BRIEF: Which lines hold the word "Dogecoin"? Copy each of them from the material.

☆ ☆ ☆

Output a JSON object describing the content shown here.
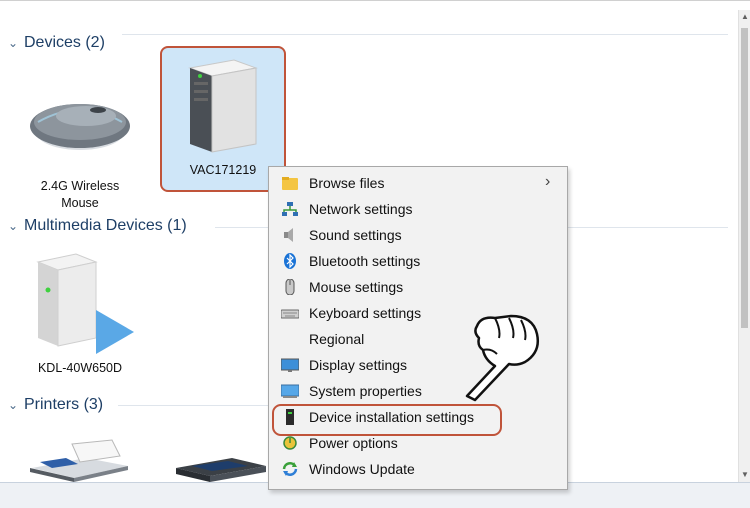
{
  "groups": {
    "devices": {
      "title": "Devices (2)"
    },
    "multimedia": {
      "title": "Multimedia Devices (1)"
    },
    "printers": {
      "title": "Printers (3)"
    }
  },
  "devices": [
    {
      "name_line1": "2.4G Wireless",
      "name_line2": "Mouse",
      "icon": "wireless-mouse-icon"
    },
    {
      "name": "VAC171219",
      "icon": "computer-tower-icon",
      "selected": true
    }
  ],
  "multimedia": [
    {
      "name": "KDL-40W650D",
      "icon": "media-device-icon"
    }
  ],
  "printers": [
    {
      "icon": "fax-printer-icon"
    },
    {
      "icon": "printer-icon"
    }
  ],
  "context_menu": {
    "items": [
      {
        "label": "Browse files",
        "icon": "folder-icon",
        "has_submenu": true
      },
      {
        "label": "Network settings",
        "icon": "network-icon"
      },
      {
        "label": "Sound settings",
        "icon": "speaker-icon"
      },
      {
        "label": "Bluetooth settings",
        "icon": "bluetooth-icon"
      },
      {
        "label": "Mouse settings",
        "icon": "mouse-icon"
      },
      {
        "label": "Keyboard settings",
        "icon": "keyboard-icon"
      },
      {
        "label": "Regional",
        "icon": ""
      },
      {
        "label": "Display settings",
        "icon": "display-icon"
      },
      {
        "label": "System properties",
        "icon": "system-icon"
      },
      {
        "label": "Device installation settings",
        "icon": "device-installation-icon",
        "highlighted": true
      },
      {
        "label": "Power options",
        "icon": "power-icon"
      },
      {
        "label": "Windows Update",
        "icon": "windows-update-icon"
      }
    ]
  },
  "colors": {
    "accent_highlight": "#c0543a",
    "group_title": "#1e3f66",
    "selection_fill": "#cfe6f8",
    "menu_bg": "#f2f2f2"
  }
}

☆ ☆ ☆

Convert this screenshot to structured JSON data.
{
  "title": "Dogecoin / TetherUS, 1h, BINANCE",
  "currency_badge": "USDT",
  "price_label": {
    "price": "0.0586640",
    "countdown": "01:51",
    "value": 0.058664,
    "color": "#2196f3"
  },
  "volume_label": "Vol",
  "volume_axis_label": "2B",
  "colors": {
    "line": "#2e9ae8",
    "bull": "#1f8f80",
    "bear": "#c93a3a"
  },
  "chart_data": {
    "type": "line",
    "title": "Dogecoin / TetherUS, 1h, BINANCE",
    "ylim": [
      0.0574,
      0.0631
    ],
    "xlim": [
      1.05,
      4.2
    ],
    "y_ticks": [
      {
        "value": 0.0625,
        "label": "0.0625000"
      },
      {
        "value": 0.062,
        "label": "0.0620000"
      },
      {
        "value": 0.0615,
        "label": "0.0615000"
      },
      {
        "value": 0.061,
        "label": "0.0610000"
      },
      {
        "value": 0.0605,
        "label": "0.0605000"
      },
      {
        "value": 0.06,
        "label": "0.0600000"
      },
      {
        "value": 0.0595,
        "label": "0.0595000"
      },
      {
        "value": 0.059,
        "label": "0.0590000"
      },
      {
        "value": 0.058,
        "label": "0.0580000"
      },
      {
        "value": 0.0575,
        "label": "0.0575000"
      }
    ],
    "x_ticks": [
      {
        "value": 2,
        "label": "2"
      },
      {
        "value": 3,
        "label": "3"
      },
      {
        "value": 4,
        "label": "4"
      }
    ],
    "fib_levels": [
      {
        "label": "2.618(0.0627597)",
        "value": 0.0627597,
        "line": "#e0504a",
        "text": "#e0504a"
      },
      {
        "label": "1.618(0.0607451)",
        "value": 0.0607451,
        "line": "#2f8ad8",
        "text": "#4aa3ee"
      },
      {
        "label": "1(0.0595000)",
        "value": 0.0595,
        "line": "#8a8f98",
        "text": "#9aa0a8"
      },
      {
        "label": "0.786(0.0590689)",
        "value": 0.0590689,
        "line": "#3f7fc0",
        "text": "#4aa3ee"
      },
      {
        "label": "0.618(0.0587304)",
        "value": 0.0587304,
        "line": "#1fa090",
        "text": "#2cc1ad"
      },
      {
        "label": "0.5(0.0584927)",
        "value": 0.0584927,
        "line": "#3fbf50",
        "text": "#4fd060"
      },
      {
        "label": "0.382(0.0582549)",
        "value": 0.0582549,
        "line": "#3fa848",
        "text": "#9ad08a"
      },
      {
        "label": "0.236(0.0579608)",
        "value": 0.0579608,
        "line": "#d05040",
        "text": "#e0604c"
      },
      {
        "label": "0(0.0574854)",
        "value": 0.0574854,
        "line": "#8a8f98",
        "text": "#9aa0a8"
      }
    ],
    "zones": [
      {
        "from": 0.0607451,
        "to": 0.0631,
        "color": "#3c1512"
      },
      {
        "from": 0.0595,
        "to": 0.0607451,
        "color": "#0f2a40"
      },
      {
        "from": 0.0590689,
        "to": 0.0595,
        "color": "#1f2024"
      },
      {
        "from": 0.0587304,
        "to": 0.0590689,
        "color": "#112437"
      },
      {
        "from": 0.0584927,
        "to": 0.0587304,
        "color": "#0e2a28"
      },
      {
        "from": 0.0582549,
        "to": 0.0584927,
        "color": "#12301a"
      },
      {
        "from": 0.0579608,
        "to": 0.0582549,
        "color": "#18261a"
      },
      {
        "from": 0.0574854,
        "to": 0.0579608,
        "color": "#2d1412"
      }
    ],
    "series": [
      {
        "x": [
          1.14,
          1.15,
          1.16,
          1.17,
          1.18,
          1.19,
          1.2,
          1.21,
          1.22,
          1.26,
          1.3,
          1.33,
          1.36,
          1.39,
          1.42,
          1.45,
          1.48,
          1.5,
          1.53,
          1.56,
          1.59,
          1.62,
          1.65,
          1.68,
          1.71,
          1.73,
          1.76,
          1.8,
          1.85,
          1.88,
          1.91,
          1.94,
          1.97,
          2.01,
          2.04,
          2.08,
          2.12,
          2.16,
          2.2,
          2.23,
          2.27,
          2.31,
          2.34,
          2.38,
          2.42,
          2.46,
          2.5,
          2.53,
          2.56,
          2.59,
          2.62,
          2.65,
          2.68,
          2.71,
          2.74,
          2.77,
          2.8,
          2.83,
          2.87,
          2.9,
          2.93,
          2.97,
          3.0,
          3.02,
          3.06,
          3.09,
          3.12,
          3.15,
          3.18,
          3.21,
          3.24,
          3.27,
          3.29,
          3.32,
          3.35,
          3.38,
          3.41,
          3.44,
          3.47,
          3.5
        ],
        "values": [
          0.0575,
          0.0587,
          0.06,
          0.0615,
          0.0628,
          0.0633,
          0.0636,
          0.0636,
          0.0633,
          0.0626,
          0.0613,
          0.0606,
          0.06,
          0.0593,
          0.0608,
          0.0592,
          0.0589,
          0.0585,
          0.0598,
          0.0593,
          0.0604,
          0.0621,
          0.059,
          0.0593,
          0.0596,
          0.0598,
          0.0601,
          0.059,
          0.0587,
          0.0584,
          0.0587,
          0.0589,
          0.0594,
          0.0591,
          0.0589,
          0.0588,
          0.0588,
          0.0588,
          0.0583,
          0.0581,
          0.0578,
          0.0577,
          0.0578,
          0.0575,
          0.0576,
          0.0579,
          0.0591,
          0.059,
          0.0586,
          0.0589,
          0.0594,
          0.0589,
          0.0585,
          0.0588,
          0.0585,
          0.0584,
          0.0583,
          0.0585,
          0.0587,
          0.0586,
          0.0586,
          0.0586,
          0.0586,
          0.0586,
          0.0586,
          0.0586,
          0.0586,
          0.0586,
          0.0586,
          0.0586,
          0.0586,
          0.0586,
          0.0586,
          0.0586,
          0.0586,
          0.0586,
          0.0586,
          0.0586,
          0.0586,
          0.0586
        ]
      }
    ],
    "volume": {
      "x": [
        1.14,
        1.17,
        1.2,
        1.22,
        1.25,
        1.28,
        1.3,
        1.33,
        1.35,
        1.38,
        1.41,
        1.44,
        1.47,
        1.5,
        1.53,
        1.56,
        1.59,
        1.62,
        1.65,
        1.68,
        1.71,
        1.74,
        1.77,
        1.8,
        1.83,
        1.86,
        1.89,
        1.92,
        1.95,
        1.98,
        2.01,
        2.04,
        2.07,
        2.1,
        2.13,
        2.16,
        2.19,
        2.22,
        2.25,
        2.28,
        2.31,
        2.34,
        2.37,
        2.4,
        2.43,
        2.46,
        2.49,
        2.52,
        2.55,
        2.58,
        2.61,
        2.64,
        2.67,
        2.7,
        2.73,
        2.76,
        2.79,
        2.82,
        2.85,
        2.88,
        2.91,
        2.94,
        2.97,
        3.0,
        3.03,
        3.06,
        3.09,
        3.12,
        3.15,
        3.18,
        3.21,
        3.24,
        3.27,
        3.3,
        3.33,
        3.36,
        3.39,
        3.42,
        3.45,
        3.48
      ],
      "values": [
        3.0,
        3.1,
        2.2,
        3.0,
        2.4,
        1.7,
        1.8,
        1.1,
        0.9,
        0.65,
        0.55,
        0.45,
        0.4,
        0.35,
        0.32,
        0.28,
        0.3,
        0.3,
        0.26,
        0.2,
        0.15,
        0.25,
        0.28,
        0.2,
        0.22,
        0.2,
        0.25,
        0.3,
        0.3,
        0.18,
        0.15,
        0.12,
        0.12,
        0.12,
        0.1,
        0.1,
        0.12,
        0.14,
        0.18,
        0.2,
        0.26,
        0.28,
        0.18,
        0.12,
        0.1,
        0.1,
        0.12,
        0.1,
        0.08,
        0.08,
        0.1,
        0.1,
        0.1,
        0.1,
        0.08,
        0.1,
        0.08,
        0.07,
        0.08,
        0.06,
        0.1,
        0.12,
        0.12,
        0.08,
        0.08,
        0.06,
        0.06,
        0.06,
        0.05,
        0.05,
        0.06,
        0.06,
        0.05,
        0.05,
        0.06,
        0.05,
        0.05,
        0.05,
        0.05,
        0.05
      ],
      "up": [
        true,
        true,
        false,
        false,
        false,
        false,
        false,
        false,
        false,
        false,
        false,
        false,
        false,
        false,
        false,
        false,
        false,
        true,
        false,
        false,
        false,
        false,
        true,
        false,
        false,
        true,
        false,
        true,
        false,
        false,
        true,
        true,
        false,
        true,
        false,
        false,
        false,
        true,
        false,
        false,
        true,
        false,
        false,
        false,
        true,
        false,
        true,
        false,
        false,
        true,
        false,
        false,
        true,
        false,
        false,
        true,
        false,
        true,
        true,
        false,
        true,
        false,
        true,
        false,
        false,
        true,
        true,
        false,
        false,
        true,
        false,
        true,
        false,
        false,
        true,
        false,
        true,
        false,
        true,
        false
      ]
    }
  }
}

☆ ☆ ☆

SOLUTION TO THIS EXERCISE:
  "title": "Dogecoin / TetherUS, 1h, BINANCE",
    "title": "Dogecoin / TetherUS, 1h, BINANCE",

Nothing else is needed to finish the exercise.